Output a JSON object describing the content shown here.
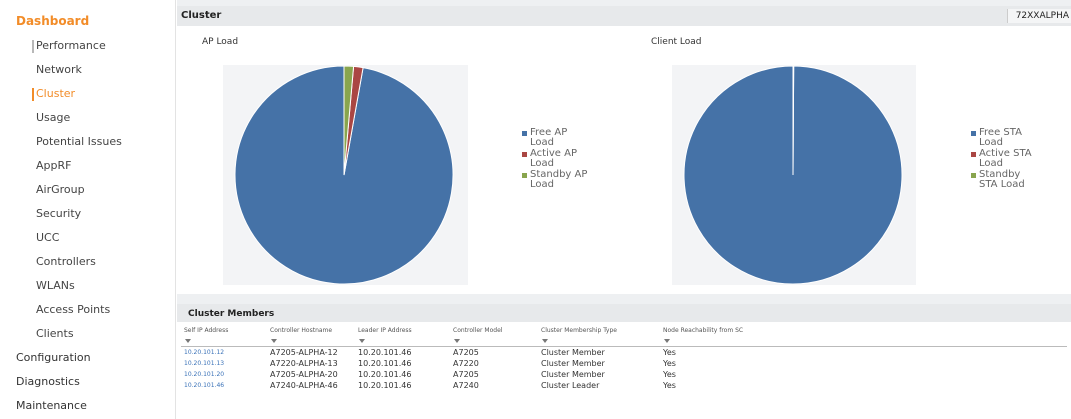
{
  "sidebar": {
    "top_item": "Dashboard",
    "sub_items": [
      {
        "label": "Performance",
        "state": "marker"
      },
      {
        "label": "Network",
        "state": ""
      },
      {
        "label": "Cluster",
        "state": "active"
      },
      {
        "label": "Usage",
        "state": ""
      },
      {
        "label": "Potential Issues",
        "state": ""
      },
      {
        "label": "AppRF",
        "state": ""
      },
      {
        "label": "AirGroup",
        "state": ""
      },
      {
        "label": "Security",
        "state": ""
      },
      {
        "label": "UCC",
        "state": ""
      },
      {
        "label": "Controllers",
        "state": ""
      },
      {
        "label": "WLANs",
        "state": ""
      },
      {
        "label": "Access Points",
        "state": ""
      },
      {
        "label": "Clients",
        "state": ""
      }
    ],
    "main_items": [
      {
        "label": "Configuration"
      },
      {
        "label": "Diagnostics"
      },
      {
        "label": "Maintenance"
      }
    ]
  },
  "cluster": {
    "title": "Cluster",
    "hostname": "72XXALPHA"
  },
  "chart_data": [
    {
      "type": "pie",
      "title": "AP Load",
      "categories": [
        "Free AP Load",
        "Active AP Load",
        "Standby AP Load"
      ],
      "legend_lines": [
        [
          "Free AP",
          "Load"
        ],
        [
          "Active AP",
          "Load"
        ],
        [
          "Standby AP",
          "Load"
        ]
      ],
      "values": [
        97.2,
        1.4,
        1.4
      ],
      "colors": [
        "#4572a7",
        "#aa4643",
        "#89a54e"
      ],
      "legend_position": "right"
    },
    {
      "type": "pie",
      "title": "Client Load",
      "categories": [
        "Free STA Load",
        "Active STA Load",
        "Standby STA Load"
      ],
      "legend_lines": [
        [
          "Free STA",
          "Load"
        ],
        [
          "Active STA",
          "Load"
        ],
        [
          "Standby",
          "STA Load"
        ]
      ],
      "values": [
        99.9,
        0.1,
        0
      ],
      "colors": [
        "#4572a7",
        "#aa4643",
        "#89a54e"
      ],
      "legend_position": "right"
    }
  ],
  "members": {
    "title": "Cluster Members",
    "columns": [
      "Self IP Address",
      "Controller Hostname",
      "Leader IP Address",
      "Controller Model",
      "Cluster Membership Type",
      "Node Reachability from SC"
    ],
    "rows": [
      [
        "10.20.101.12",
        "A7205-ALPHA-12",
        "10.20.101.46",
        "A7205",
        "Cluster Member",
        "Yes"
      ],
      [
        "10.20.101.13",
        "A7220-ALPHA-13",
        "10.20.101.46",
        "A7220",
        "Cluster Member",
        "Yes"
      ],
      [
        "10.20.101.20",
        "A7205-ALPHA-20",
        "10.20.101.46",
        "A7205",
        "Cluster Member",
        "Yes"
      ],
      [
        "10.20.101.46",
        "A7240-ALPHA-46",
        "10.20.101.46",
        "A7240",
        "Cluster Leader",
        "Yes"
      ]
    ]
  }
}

= = =

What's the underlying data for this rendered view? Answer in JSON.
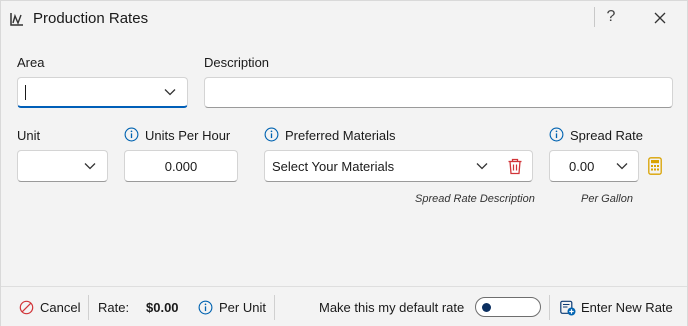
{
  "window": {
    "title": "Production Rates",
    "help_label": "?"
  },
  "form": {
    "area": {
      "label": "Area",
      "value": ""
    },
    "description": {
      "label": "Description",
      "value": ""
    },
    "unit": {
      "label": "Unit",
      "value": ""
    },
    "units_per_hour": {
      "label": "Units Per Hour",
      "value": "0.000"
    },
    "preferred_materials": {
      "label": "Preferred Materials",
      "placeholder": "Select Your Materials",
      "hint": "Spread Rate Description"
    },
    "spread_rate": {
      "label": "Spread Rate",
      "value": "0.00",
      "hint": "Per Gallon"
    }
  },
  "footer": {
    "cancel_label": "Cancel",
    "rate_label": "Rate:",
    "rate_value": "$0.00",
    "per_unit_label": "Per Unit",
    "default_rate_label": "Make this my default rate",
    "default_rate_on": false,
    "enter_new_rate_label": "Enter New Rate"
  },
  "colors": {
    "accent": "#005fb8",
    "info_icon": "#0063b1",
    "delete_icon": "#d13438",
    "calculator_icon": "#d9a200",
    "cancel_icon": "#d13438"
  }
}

= = =

- [INSTRUCTION]:
Say how many lines in this listing hold the string "hint", giving the count and nothing more.

- [WRITTEN REPLY]:
2